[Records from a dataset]
···
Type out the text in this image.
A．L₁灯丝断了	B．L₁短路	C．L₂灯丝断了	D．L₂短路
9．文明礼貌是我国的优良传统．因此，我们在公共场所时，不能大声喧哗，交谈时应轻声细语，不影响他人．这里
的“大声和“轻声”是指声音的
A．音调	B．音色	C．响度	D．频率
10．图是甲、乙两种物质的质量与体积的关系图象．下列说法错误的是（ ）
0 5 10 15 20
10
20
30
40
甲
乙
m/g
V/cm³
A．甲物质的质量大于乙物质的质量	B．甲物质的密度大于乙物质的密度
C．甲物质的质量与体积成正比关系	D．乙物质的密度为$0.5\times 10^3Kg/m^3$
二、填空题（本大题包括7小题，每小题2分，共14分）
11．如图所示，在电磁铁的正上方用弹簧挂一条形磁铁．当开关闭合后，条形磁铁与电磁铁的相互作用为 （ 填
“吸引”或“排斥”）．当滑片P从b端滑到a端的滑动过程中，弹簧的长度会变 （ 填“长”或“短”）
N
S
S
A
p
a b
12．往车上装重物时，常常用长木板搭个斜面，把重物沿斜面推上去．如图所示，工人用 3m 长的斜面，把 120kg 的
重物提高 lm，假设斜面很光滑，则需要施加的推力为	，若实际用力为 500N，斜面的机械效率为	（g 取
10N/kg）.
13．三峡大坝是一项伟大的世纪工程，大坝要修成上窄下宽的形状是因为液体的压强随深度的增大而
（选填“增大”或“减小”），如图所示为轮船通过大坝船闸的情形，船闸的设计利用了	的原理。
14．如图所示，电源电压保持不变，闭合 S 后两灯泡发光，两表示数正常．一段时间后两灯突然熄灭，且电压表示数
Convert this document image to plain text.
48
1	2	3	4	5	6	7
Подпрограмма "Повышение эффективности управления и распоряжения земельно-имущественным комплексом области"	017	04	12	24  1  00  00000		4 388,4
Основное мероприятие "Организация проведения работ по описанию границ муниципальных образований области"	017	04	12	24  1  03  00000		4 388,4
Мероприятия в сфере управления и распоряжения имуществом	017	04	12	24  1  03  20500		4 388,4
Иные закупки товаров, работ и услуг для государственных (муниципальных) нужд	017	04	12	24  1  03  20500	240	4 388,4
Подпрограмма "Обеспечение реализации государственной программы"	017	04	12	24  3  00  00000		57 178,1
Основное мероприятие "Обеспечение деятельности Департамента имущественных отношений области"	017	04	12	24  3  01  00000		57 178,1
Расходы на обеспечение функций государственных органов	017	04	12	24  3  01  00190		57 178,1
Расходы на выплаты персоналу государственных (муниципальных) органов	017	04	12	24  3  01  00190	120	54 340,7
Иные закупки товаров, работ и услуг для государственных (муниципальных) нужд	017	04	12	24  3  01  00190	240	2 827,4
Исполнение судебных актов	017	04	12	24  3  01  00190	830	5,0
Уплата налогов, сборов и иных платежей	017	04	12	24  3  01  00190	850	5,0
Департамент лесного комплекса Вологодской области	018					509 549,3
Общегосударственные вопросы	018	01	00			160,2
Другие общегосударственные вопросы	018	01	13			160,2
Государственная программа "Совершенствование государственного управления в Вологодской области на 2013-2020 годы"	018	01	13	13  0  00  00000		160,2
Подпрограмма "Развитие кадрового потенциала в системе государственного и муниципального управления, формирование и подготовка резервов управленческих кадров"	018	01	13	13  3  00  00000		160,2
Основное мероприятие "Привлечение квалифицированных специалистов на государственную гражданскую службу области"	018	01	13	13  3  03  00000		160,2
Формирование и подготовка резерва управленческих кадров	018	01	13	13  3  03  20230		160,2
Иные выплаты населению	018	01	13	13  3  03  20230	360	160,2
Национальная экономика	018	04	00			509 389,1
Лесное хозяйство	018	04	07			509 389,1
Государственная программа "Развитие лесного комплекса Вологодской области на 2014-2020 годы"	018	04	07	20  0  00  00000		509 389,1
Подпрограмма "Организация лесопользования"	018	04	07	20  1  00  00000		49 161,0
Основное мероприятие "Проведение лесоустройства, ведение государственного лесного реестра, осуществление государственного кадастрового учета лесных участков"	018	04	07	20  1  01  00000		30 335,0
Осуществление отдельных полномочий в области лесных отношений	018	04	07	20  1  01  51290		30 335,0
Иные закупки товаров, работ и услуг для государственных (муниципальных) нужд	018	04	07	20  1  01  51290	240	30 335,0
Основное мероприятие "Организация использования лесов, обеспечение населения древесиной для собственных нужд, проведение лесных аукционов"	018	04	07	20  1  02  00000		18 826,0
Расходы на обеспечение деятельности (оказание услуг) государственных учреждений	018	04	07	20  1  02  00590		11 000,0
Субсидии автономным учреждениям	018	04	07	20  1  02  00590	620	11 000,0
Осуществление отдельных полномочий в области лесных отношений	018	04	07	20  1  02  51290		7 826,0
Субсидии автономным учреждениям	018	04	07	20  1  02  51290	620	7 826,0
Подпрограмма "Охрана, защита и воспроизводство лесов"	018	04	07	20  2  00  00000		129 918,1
···
→ TASK OBJECTIVE
Your task is to quote the listing above word for word.

→ RESULT FOR THIS TASK
Type out the text in this image.
A．L₁灯丝断了	B．L₁短路	C．L₂灯丝断了	D．L₂短路
9．文明礼貌是我国的优良传统．因此，我们在公共场所时，不能大声喧哗，交谈时应轻声细语，不影响他人．这里
的“大声和“轻声”是指声音的
A．音调	B．音色	C．响度	D．频率
10．图是甲、乙两种物质的质量与体积的关系图象．下列说法错误的是（ ）
0 5 10 15 20
10
20
30
40
甲
乙
m/g
V/cm³
A．甲物质的质量大于乙物质的质量	B．甲物质的密度大于乙物质的密度
C．甲物质的质量与体积成正比关系	D．乙物质的密度为$0.5\times 10^3Kg/m^3$
二、填空题（本大题包括7小题，每小题2分，共14分）
11．如图所示，在电磁铁的正上方用弹簧挂一条形磁铁．当开关闭合后，条形磁铁与电磁铁的相互作用为 （ 填
“吸引”或“排斥”）．当滑片P从b端滑到a端的滑动过程中，弹簧的长度会变 （ 填“长”或“短”）
N
S
S
A
p
a b
12．往车上装重物时，常常用长木板搭个斜面，把重物沿斜面推上去．如图所示，工人用 3m 长的斜面，把 120kg 的
重物提高 lm，假设斜面很光滑，则需要施加的推力为	，若实际用力为 500N，斜面的机械效率为	（g 取
10N/kg）.
13．三峡大坝是一项伟大的世纪工程，大坝要修成上窄下宽的形状是因为液体的压强随深度的增大而
（选填“增大”或“减小”），如图所示为轮船通过大坝船闸的情形，船闸的设计利用了	的原理。
14．如图所示，电源电压保持不变，闭合 S 后两灯泡发光，两表示数正常．一段时间后两灯突然熄灭，且电压表示数
Convert this document image to plain text.
48
1	2	3	4	5	6	7
Подпрограмма "Повышение эффективности управления и распоряжения земельно-имущественным комплексом области"	017	04	12	24  1  00  00000		4 388,4
Основное мероприятие "Организация проведения работ по описанию границ муниципальных образований области"	017	04	12	24  1  03  00000		4 388,4
Мероприятия в сфере управления и распоряжения имуществом	017	04	12	24  1  03  20500		4 388,4
Иные закупки товаров, работ и услуг для государственных (муниципальных) нужд	017	04	12	24  1  03  20500	240	4 388,4
Подпрограмма "Обеспечение реализации государственной программы"	017	04	12	24  3  00  00000		57 178,1
Основное мероприятие "Обеспечение деятельности Департамента имущественных отношений области"	017	04	12	24  3  01  00000		57 178,1
Расходы на обеспечение функций государственных органов	017	04	12	24  3  01  00190		57 178,1
Расходы на выплаты персоналу государственных (муниципальных) органов	017	04	12	24  3  01  00190	120	54 340,7
Иные закупки товаров, работ и услуг для государственных (муниципальных) нужд	017	04	12	24  3  01  00190	240	2 827,4
Исполнение судебных актов	017	04	12	24  3  01  00190	830	5,0
Уплата налогов, сборов и иных платежей	017	04	12	24  3  01  00190	850	5,0
Департамент лесного комплекса Вологодской области	018					509 549,3
Общегосударственные вопросы	018	01	00			160,2
Другие общегосударственные вопросы	018	01	13			160,2
Государственная программа "Совершенствование государственного управления в Вологодской области на 2013-2020 годы"	018	01	13	13  0  00  00000		160,2
Подпрограмма "Развитие кадрового потенциала в системе государственного и муниципального управления, формирование и подготовка резервов управленческих кадров"	018	01	13	13  3  00  00000		160,2
Основное мероприятие "Привлечение квалифицированных специалистов на государственную гражданскую службу области"	018	01	13	13  3  03  00000		160,2
Формирование и подготовка резерва управленческих кадров	018	01	13	13  3  03  20230		160,2
Иные выплаты населению	018	01	13	13  3  03  20230	360	160,2
Национальная экономика	018	04	00			509 389,1
Лесное хозяйство	018	04	07			509 389,1
Государственная программа "Развитие лесного комплекса Вологодской области на 2014-2020 годы"	018	04	07	20  0  00  00000		509 389,1
Подпрограмма "Организация лесопользования"	018	04	07	20  1  00  00000		49 161,0
Основное мероприятие "Проведение лесоустройства, ведение государственного лесного реестра, осуществление государственного кадастрового учета лесных участков"	018	04	07	20  1  01  00000		30 335,0
Осуществление отдельных полномочий в области лесных отношений	018	04	07	20  1  01  51290		30 335,0
Иные закупки товаров, работ и услуг для государственных (муниципальных) нужд	018	04	07	20  1  01  51290	240	30 335,0
Основное мероприятие "Организация использования лесов, обеспечение населения древесиной для собственных нужд, проведение лесных аукционов"	018	04	07	20  1  02  00000		18 826,0
Расходы на обеспечение деятельности (оказание услуг) государственных учреждений	018	04	07	20  1  02  00590		11 000,0
Субсидии автономным учреждениям	018	04	07	20  1  02  00590	620	11 000,0
Осуществление отдельных полномочий в области лесных отношений	018	04	07	20  1  02  51290		7 826,0
Субсидии автономным учреждениям	018	04	07	20  1  02  51290	620	7 826,0
Подпрограмма "Охрана, защита и воспроизводство лесов"	018	04	07	20  2  00  00000		129 918,1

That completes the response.